[Begin Data provided]

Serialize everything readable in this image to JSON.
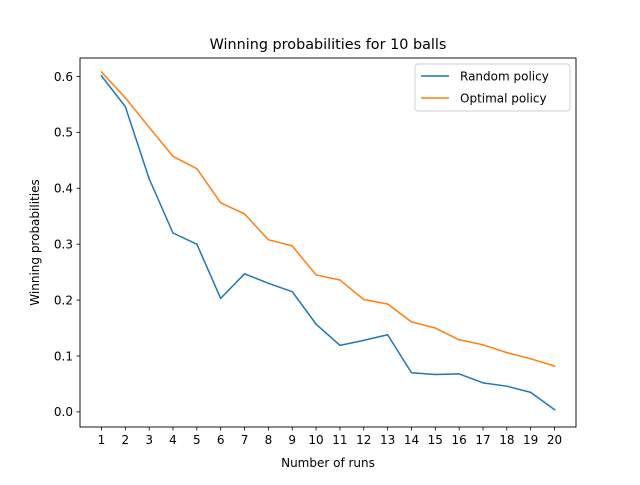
{
  "chart_data": {
    "type": "line",
    "title": "Winning probabilities for 10 balls",
    "xlabel": "Number of runs",
    "ylabel": "Winning probabilities",
    "x": [
      1,
      2,
      3,
      4,
      5,
      6,
      7,
      8,
      9,
      10,
      11,
      12,
      13,
      14,
      15,
      16,
      17,
      18,
      19,
      20
    ],
    "xlim": [
      0.1,
      20.9
    ],
    "ylim": [
      -0.027,
      0.633
    ],
    "yticks": [
      0.0,
      0.1,
      0.2,
      0.3,
      0.4,
      0.5,
      0.6
    ],
    "ytick_labels": [
      "0.0",
      "0.1",
      "0.2",
      "0.3",
      "0.4",
      "0.5",
      "0.6"
    ],
    "grid": false,
    "legend_position": "top-right",
    "series": [
      {
        "name": "Random policy",
        "color": "#1f77b4",
        "values": [
          0.601,
          0.546,
          0.417,
          0.32,
          0.3,
          0.203,
          0.247,
          0.23,
          0.215,
          0.157,
          0.119,
          0.128,
          0.138,
          0.07,
          0.067,
          0.068,
          0.052,
          0.046,
          0.035,
          0.004
        ]
      },
      {
        "name": "Optimal policy",
        "color": "#ff7f0e",
        "values": [
          0.608,
          0.562,
          0.509,
          0.457,
          0.435,
          0.374,
          0.354,
          0.308,
          0.297,
          0.245,
          0.236,
          0.201,
          0.193,
          0.161,
          0.15,
          0.129,
          0.12,
          0.106,
          0.095,
          0.082
        ]
      }
    ]
  }
}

[End Data provided]

_Task prompt_
Quote every line word for word and keep the images out of the copy.

_Answer to the exercise_
Serialize everything readable in this image to JSON.
{
  "chart_data": {
    "type": "line",
    "title": "Winning probabilities for 10 balls",
    "xlabel": "Number of runs",
    "ylabel": "Winning probabilities",
    "x": [
      1,
      2,
      3,
      4,
      5,
      6,
      7,
      8,
      9,
      10,
      11,
      12,
      13,
      14,
      15,
      16,
      17,
      18,
      19,
      20
    ],
    "xlim": [
      0.1,
      20.9
    ],
    "ylim": [
      -0.027,
      0.633
    ],
    "yticks": [
      0.0,
      0.1,
      0.2,
      0.3,
      0.4,
      0.5,
      0.6
    ],
    "ytick_labels": [
      "0.0",
      "0.1",
      "0.2",
      "0.3",
      "0.4",
      "0.5",
      "0.6"
    ],
    "grid": false,
    "legend_position": "top-right",
    "series": [
      {
        "name": "Random policy",
        "color": "#1f77b4",
        "values": [
          0.601,
          0.546,
          0.417,
          0.32,
          0.3,
          0.203,
          0.247,
          0.23,
          0.215,
          0.157,
          0.119,
          0.128,
          0.138,
          0.07,
          0.067,
          0.068,
          0.052,
          0.046,
          0.035,
          0.004
        ]
      },
      {
        "name": "Optimal policy",
        "color": "#ff7f0e",
        "values": [
          0.608,
          0.562,
          0.509,
          0.457,
          0.435,
          0.374,
          0.354,
          0.308,
          0.297,
          0.245,
          0.236,
          0.201,
          0.193,
          0.161,
          0.15,
          0.129,
          0.12,
          0.106,
          0.095,
          0.082
        ]
      }
    ]
  }
}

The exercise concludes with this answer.